=== Required task ===
Search the material for the string "values", then return every line where it is found.

[start]

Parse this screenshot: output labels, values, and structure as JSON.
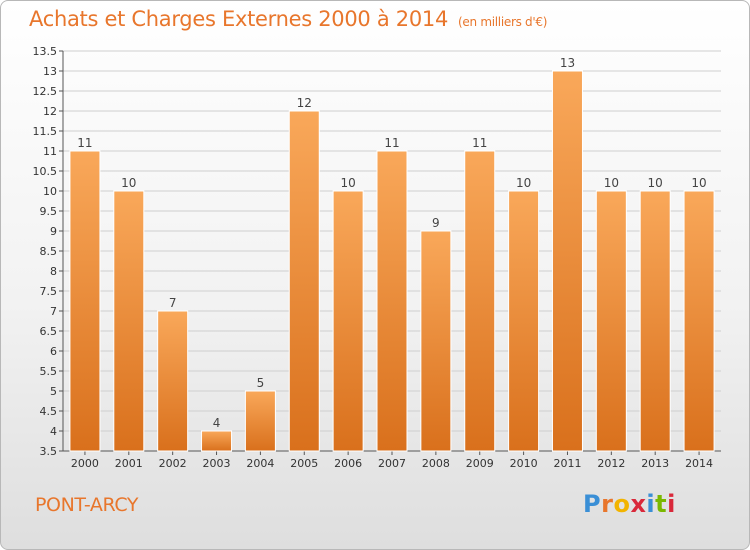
{
  "header": {
    "title": "Achats et Charges Externes 2000 à 2014",
    "unit_note": "(en milliers d'€)"
  },
  "footer": {
    "commune": "PONT-ARCY",
    "logo_text": "Proxiti"
  },
  "colors": {
    "bar_top": "#f9a85a",
    "bar_bottom": "#d9701c",
    "accent": "#e8762c",
    "grid": "#cfcfcf"
  },
  "chart_data": {
    "type": "bar",
    "title": "Achats et Charges Externes 2000 à 2014",
    "subtitle": "(en milliers d'€)",
    "categories": [
      "2000",
      "2001",
      "2002",
      "2003",
      "2004",
      "2005",
      "2006",
      "2007",
      "2008",
      "2009",
      "2010",
      "2011",
      "2012",
      "2013",
      "2014"
    ],
    "values": [
      11,
      10,
      7,
      4,
      5,
      12,
      10,
      11,
      9,
      11,
      10,
      13,
      10,
      10,
      10
    ],
    "value_labels": [
      "11",
      "10",
      "7",
      "4",
      "5",
      "12",
      "10",
      "11",
      "9",
      "11",
      "10",
      "13",
      "10",
      "10",
      "10"
    ],
    "ylim": [
      3.5,
      13.5
    ],
    "yticks": [
      "3.5",
      "4",
      "4.5",
      "5",
      "5.5",
      "6",
      "6.5",
      "7",
      "7.5",
      "8",
      "8.5",
      "9",
      "9.5",
      "10",
      "10.5",
      "11",
      "11.5",
      "12",
      "12.5",
      "13",
      "13.5"
    ],
    "grid": true,
    "legend": "none"
  }
}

[end]

=== The solution ===
Parse this screenshot: output labels, values, and structure as JSON.
    "values": [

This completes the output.